TASK PROMPT -
Reproduce the records exactly.

(Records from a data collection)
..........

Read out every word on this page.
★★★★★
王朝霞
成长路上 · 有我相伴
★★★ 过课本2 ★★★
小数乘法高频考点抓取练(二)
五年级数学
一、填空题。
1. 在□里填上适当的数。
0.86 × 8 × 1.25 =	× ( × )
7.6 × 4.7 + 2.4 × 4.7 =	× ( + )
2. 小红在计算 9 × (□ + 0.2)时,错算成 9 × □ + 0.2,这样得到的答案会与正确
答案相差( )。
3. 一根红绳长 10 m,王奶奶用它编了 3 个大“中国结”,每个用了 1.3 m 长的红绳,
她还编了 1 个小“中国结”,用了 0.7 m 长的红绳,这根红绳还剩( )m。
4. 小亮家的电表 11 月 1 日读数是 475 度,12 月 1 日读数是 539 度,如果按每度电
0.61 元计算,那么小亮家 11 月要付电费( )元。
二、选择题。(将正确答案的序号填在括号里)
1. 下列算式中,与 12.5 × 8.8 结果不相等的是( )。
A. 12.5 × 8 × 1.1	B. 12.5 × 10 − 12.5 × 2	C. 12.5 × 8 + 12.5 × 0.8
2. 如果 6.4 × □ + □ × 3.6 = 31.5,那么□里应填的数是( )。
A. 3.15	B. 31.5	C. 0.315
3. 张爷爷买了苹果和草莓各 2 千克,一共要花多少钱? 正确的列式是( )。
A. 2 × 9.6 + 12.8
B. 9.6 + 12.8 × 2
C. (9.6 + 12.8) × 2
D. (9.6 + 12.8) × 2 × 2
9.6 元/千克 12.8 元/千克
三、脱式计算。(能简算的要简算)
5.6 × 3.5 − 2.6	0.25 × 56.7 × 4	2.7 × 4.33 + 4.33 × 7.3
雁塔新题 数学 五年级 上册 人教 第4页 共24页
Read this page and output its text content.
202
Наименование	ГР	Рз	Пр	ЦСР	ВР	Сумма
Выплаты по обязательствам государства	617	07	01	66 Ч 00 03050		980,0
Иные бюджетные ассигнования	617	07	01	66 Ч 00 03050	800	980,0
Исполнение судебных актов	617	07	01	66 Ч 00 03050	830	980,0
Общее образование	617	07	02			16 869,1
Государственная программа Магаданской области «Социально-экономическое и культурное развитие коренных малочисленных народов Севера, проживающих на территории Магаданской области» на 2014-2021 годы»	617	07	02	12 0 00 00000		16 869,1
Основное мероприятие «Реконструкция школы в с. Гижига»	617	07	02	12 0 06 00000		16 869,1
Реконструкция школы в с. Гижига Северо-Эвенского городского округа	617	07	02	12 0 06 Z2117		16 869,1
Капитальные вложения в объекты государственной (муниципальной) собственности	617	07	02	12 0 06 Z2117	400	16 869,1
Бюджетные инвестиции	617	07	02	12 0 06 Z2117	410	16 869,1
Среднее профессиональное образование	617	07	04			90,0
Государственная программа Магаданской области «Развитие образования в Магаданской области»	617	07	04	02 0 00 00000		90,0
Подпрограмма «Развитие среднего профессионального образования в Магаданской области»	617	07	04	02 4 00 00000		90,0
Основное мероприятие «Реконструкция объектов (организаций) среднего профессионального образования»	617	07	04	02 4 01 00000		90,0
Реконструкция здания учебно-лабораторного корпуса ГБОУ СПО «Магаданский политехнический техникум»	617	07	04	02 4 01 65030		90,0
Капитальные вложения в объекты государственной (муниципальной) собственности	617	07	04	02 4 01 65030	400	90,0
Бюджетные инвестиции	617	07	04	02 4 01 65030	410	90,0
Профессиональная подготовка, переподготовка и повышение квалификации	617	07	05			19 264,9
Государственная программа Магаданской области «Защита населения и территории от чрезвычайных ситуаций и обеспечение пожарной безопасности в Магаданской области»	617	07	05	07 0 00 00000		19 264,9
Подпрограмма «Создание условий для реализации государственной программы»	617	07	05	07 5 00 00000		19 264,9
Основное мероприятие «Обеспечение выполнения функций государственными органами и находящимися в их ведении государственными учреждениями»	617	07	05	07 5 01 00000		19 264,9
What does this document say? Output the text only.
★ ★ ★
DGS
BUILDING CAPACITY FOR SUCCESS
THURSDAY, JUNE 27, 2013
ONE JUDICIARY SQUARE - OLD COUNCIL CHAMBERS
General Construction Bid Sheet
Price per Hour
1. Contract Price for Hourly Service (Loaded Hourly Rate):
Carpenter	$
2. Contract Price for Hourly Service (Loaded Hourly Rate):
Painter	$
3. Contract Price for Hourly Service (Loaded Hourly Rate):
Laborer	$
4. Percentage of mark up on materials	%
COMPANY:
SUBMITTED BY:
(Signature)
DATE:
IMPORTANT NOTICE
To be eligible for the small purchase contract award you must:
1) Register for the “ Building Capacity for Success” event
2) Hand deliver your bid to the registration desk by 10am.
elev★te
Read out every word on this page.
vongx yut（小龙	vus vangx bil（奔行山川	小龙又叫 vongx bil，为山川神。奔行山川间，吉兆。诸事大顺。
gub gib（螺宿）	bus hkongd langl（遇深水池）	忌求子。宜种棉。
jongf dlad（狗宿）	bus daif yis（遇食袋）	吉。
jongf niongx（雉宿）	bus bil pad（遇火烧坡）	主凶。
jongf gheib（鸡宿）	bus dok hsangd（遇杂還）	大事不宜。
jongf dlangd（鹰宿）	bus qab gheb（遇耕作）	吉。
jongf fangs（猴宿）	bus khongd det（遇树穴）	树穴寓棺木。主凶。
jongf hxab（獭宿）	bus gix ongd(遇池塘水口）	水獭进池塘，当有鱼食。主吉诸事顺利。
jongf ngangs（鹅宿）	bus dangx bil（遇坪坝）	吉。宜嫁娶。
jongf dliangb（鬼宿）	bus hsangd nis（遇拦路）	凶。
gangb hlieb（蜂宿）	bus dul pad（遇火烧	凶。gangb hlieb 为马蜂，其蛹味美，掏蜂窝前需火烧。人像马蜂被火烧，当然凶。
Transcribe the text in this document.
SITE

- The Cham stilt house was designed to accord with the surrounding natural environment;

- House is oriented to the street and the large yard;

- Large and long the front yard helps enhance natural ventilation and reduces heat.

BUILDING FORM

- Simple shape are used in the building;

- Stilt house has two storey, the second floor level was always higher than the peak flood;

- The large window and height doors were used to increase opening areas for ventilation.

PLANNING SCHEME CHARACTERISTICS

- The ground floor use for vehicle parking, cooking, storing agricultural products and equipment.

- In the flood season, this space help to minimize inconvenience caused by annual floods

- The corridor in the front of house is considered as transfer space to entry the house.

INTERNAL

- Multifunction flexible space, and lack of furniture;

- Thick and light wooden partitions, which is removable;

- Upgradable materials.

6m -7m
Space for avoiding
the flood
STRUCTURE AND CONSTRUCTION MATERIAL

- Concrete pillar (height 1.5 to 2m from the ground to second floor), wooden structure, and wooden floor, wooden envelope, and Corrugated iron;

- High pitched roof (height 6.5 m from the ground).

..........

ANSWER TO THIS TASK -
Read out every word on this page.
★★★★★
王朝霞
成长路上 · 有我相伴
★★★ 过课本2 ★★★
小数乘法高频考点抓取练(二)
五年级数学
一、填空题。
1. 在□里填上适当的数。
0.86 × 8 × 1.25 =	× ( × )
7.6 × 4.7 + 2.4 × 4.7 =	× ( + )
2. 小红在计算 9 × (□ + 0.2)时,错算成 9 × □ + 0.2,这样得到的答案会与正确
答案相差( )。
3. 一根红绳长 10 m,王奶奶用它编了 3 个大“中国结”,每个用了 1.3 m 长的红绳,
她还编了 1 个小“中国结”,用了 0.7 m 长的红绳,这根红绳还剩( )m。
4. 小亮家的电表 11 月 1 日读数是 475 度,12 月 1 日读数是 539 度,如果按每度电
0.61 元计算,那么小亮家 11 月要付电费( )元。
二、选择题。(将正确答案的序号填在括号里)
1. 下列算式中,与 12.5 × 8.8 结果不相等的是( )。
A. 12.5 × 8 × 1.1	B. 12.5 × 10 − 12.5 × 2	C. 12.5 × 8 + 12.5 × 0.8
2. 如果 6.4 × □ + □ × 3.6 = 31.5,那么□里应填的数是( )。
A. 3.15	B. 31.5	C. 0.315
3. 张爷爷买了苹果和草莓各 2 千克,一共要花多少钱? 正确的列式是( )。
A. 2 × 9.6 + 12.8
B. 9.6 + 12.8 × 2
C. (9.6 + 12.8) × 2
D. (9.6 + 12.8) × 2 × 2
9.6 元/千克 12.8 元/千克
三、脱式计算。(能简算的要简算)
5.6 × 3.5 − 2.6	0.25 × 56.7 × 4	2.7 × 4.33 + 4.33 × 7.3
雁塔新题 数学 五年级 上册 人教 第4页 共24页
Read this page and output its text content.
202
Наименование	ГР	Рз	Пр	ЦСР	ВР	Сумма
Выплаты по обязательствам государства	617	07	01	66 Ч 00 03050		980,0
Иные бюджетные ассигнования	617	07	01	66 Ч 00 03050	800	980,0
Исполнение судебных актов	617	07	01	66 Ч 00 03050	830	980,0
Общее образование	617	07	02			16 869,1
Государственная программа Магаданской области «Социально-экономическое и культурное развитие коренных малочисленных народов Севера, проживающих на территории Магаданской области» на 2014-2021 годы»	617	07	02	12 0 00 00000		16 869,1
Основное мероприятие «Реконструкция школы в с. Гижига»	617	07	02	12 0 06 00000		16 869,1
Реконструкция школы в с. Гижига Северо-Эвенского городского округа	617	07	02	12 0 06 Z2117		16 869,1
Капитальные вложения в объекты государственной (муниципальной) собственности	617	07	02	12 0 06 Z2117	400	16 869,1
Бюджетные инвестиции	617	07	02	12 0 06 Z2117	410	16 869,1
Среднее профессиональное образование	617	07	04			90,0
Государственная программа Магаданской области «Развитие образования в Магаданской области»	617	07	04	02 0 00 00000		90,0
Подпрограмма «Развитие среднего профессионального образования в Магаданской области»	617	07	04	02 4 00 00000		90,0
Основное мероприятие «Реконструкция объектов (организаций) среднего профессионального образования»	617	07	04	02 4 01 00000		90,0
Реконструкция здания учебно-лабораторного корпуса ГБОУ СПО «Магаданский политехнический техникум»	617	07	04	02 4 01 65030		90,0
Капитальные вложения в объекты государственной (муниципальной) собственности	617	07	04	02 4 01 65030	400	90,0
Бюджетные инвестиции	617	07	04	02 4 01 65030	410	90,0
Профессиональная подготовка, переподготовка и повышение квалификации	617	07	05			19 264,9
Государственная программа Магаданской области «Защита населения и территории от чрезвычайных ситуаций и обеспечение пожарной безопасности в Магаданской области»	617	07	05	07 0 00 00000		19 264,9
Подпрограмма «Создание условий для реализации государственной программы»	617	07	05	07 5 00 00000		19 264,9
Основное мероприятие «Обеспечение выполнения функций государственными органами и находящимися в их ведении государственными учреждениями»	617	07	05	07 5 01 00000		19 264,9
What does this document say? Output the text only.
★ ★ ★
DGS
BUILDING CAPACITY FOR SUCCESS
THURSDAY, JUNE 27, 2013
ONE JUDICIARY SQUARE - OLD COUNCIL CHAMBERS
General Construction Bid Sheet
Price per Hour
1. Contract Price for Hourly Service (Loaded Hourly Rate):
Carpenter	$
2. Contract Price for Hourly Service (Loaded Hourly Rate):
Painter	$
3. Contract Price for Hourly Service (Loaded Hourly Rate):
Laborer	$
4. Percentage of mark up on materials	%
COMPANY:
SUBMITTED BY:
(Signature)
DATE:
IMPORTANT NOTICE
To be eligible for the small purchase contract award you must:
1) Register for the “ Building Capacity for Success” event
2) Hand deliver your bid to the registration desk by 10am.
elev★te
Read out every word on this page.
vongx yut（小龙	vus vangx bil（奔行山川	小龙又叫 vongx bil，为山川神。奔行山川间，吉兆。诸事大顺。
gub gib（螺宿）	bus hkongd langl（遇深水池）	忌求子。宜种棉。
jongf dlad（狗宿）	bus daif yis（遇食袋）	吉。
jongf niongx（雉宿）	bus bil pad（遇火烧坡）	主凶。
jongf gheib（鸡宿）	bus dok hsangd（遇杂還）	大事不宜。
jongf dlangd（鹰宿）	bus qab gheb（遇耕作）	吉。
jongf fangs（猴宿）	bus khongd det（遇树穴）	树穴寓棺木。主凶。
jongf hxab（獭宿）	bus gix ongd(遇池塘水口）	水獭进池塘，当有鱼食。主吉诸事顺利。
jongf ngangs（鹅宿）	bus dangx bil（遇坪坝）	吉。宜嫁娶。
jongf dliangb（鬼宿）	bus hsangd nis（遇拦路）	凶。
gangb hlieb（蜂宿）	bus dul pad（遇火烧	凶。gangb hlieb 为马蜂，其蛹味美，掏蜂窝前需火烧。人像马蜂被火烧，当然凶。
Transcribe the text in this document.
SITE

- The Cham stilt house was designed to accord with the surrounding natural environment;

- House is oriented to the street and the large yard;

- Large and long the front yard helps enhance natural ventilation and reduces heat.

BUILDING FORM

- Simple shape are used in the building;

- Stilt house has two storey, the second floor level was always higher than the peak flood;

- The large window and height doors were used to increase opening areas for ventilation.

PLANNING SCHEME CHARACTERISTICS

- The ground floor use for vehicle parking, cooking, storing agricultural products and equipment.

- In the flood season, this space help to minimize inconvenience caused by annual floods

- The corridor in the front of house is considered as transfer space to entry the house.

INTERNAL

- Multifunction flexible space, and lack of furniture;

- Thick and light wooden partitions, which is removable;

- Upgradable materials.

6m -7m
Space for avoiding
the flood
STRUCTURE AND CONSTRUCTION MATERIAL

- Concrete pillar (height 1.5 to 2m from the ground to second floor), wooden structure, and wooden floor, wooden envelope, and Corrugated iron;

- High pitched roof (height 6.5 m from the ground).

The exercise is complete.